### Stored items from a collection

______

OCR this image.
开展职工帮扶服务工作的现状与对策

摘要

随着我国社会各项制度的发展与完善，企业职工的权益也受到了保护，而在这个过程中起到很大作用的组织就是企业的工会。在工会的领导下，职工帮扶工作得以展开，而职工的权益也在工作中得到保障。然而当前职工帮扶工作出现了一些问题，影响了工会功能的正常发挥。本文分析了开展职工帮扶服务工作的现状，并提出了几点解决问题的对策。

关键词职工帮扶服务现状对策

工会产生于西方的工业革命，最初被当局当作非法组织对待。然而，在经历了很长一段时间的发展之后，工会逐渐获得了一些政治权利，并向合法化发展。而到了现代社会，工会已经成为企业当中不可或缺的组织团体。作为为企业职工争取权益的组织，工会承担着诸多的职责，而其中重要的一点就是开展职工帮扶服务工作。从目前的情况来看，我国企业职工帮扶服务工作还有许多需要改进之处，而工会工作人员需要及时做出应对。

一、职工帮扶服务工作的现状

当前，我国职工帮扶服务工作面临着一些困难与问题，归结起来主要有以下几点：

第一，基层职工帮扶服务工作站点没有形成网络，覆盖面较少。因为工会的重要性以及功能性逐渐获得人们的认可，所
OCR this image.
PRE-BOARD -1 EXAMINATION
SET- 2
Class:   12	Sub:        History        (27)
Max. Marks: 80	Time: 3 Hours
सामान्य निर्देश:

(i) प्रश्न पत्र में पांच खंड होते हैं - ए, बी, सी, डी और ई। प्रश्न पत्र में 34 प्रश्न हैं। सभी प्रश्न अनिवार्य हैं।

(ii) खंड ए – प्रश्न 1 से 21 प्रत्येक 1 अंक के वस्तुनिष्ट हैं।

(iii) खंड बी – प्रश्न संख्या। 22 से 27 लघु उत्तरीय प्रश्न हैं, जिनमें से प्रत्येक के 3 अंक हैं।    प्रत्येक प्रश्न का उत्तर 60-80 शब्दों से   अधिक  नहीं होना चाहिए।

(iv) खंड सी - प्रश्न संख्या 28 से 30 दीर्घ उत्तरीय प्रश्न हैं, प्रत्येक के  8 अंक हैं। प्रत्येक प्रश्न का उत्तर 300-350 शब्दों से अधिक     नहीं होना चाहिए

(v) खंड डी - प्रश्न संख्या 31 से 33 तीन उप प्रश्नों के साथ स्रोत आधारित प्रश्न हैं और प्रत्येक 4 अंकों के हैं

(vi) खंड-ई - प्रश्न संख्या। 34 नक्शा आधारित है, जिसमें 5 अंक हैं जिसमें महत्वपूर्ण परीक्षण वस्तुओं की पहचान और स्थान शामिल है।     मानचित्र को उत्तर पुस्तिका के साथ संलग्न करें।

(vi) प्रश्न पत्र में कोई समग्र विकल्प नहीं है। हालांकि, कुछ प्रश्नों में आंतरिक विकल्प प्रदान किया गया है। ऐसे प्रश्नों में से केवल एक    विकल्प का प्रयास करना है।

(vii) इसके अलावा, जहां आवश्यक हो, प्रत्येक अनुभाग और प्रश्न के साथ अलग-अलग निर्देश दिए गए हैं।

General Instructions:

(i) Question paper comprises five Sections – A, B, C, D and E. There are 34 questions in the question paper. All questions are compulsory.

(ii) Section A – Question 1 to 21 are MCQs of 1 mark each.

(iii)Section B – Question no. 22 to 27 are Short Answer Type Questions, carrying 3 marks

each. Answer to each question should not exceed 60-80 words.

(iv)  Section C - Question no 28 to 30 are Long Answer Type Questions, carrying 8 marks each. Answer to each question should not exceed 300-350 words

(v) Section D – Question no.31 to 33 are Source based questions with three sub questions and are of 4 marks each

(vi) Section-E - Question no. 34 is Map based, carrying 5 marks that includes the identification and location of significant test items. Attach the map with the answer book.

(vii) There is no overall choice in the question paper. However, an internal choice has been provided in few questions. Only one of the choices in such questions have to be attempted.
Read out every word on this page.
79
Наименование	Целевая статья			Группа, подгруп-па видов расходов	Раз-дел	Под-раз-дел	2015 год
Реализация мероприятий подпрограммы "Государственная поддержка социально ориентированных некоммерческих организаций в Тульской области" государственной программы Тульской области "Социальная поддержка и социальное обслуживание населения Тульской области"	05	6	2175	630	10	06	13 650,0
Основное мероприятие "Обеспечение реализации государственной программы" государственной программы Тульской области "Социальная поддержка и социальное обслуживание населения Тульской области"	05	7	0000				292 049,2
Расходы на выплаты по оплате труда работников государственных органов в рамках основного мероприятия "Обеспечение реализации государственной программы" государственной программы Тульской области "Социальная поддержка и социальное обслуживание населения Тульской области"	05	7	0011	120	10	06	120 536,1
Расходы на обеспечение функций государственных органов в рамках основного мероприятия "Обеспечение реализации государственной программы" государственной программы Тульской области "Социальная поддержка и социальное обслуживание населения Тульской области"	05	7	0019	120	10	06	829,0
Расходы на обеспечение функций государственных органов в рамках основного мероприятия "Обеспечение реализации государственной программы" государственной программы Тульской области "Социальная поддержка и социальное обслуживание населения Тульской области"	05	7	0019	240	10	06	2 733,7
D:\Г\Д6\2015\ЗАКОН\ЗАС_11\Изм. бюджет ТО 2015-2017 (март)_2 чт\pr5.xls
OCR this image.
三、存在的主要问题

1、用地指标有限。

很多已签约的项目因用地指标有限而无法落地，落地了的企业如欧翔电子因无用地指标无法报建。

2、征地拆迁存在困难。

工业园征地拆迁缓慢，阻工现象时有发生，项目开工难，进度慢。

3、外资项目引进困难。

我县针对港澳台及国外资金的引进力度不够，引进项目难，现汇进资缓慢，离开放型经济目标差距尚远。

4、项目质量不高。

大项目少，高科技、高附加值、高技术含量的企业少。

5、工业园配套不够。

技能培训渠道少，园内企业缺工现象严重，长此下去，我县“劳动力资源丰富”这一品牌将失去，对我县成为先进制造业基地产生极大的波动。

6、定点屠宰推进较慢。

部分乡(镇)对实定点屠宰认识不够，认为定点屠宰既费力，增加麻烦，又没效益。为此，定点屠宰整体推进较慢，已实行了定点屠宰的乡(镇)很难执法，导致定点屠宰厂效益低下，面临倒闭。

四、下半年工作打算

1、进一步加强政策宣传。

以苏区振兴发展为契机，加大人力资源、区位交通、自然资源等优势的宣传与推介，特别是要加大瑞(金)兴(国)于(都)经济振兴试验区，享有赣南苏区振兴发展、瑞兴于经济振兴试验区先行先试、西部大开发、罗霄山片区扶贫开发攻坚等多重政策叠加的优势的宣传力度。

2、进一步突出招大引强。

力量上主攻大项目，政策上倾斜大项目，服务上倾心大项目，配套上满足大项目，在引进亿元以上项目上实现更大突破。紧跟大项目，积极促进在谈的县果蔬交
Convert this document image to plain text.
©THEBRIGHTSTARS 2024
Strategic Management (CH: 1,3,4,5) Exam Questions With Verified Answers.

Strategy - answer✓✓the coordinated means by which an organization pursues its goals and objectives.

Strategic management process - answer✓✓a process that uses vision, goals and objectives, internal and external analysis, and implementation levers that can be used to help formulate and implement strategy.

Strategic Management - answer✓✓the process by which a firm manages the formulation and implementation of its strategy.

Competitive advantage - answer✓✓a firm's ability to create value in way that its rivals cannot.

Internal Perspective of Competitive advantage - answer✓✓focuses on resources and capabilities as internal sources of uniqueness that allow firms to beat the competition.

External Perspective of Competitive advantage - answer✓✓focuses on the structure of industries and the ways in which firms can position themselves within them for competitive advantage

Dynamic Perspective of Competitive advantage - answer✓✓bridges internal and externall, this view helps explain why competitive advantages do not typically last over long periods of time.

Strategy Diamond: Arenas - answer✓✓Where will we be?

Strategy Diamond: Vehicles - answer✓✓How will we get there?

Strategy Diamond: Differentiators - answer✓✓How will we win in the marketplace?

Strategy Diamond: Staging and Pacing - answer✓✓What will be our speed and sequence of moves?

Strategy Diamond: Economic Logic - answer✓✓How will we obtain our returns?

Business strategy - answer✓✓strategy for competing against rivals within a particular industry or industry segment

______

### Task
Copy each line of the listing that holds the word "Тульской".

### Task result
Реализация мероприятий подпрограммы "Государственная поддержка социально ориентированных некоммерческих организаций в Тульской области" государственной программы Тульской области "Социальная поддержка и социальное обслуживание населения Тульской области"	05	6	2175	630	10	06	13 650,0
Основное мероприятие "Обеспечение реализации государственной программы" государственной программы Тульской области "Социальная поддержка и социальное обслуживание населения Тульской области"	05	7	0000				292 049,2
Расходы на выплаты по оплате труда работников государственных органов в рамках основного мероприятия "Обеспечение реализации государственной программы" государственной программы Тульской области "Социальная поддержка и социальное обслуживание населения Тульской области"	05	7	0011	120	10	06	120 536,1
Расходы на обеспечение функций государственных органов в рамках основного мероприятия "Обеспечение реализации государственной программы" государственной программы Тульской области "Социальная поддержка и социальное обслуживание населения Тульской области"	05	7	0019	120	10	06	829,0
Расходы на обеспечение функций государственных органов в рамках основного мероприятия "Обеспечение реализации государственной программы" государственной программы Тульской области "Социальная поддержка и социальное обслуживание населения Тульской области"	05	7	0019	240	10	06	2 733,7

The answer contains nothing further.